The request:
Look through the records that follow. Copy every line containing the word "제할지니라".

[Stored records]
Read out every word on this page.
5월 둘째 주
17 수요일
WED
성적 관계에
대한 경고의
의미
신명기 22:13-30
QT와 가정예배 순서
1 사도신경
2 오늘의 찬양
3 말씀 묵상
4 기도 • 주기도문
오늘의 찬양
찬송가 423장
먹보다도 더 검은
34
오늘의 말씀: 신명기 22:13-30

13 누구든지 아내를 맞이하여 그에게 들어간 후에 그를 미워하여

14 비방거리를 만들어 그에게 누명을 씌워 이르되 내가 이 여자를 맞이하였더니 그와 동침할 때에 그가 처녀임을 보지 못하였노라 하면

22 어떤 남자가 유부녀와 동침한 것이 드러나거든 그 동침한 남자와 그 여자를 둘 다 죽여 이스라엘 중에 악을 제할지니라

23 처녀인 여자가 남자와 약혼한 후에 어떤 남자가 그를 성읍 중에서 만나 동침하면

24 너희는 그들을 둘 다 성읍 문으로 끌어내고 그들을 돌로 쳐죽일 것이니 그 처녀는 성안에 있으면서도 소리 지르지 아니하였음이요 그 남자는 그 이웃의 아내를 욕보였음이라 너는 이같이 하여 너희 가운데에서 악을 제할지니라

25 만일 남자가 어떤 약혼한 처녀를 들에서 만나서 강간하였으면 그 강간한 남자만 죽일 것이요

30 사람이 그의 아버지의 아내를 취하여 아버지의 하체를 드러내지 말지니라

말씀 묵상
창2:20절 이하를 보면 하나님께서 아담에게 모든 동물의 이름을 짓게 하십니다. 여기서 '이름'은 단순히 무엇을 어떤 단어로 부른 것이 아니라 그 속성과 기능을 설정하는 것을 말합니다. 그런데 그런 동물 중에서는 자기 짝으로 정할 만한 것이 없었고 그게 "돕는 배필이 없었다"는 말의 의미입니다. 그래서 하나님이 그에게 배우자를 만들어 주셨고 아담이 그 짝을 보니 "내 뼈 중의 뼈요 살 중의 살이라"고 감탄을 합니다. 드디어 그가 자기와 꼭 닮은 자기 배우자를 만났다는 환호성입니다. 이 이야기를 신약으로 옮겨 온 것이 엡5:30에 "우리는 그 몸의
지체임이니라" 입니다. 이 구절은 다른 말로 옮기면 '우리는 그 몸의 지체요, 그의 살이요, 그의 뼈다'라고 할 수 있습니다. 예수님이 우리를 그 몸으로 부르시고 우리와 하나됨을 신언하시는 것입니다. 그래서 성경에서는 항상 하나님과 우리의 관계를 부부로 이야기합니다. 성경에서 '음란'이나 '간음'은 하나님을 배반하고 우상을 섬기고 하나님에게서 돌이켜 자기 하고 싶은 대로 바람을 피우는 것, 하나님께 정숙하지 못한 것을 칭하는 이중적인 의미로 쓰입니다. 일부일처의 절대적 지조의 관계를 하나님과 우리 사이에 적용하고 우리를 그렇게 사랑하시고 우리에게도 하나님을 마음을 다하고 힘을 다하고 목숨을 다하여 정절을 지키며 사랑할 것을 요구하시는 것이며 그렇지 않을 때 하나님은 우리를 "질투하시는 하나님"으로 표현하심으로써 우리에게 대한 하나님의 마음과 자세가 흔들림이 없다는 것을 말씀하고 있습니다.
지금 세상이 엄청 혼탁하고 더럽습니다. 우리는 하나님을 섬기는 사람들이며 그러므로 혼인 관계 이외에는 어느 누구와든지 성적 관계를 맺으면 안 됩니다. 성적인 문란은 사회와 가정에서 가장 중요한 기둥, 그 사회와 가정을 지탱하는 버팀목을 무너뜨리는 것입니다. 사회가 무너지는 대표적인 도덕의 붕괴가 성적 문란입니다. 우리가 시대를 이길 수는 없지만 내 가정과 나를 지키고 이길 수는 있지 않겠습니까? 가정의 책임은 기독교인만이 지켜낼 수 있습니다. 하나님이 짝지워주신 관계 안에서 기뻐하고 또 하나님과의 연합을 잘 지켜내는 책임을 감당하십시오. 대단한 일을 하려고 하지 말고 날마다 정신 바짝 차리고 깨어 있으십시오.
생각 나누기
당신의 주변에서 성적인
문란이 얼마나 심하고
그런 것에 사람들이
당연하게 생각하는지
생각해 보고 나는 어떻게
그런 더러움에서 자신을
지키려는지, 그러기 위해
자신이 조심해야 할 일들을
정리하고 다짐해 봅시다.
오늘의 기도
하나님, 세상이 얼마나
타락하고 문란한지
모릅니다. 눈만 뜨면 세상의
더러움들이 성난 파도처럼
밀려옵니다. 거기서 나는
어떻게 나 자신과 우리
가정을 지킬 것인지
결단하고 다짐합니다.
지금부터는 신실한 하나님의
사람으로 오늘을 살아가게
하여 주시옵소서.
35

Expected answer:
22 어떤 남자가 유부녀와 동침한 것이 드러나거든 그 동침한 남자와 그 여자를 둘 다 죽여 이스라엘 중에 악을 제할지니라
24 너희는 그들을 둘 다 성읍 문으로 끌어내고 그들을 돌로 쳐죽일 것이니 그 처녀는 성안에 있으면서도 소리 지르지 아니하였음이요 그 남자는 그 이웃의 아내를 욕보였음이라 너는 이같이 하여 너희 가운데에서 악을 제할지니라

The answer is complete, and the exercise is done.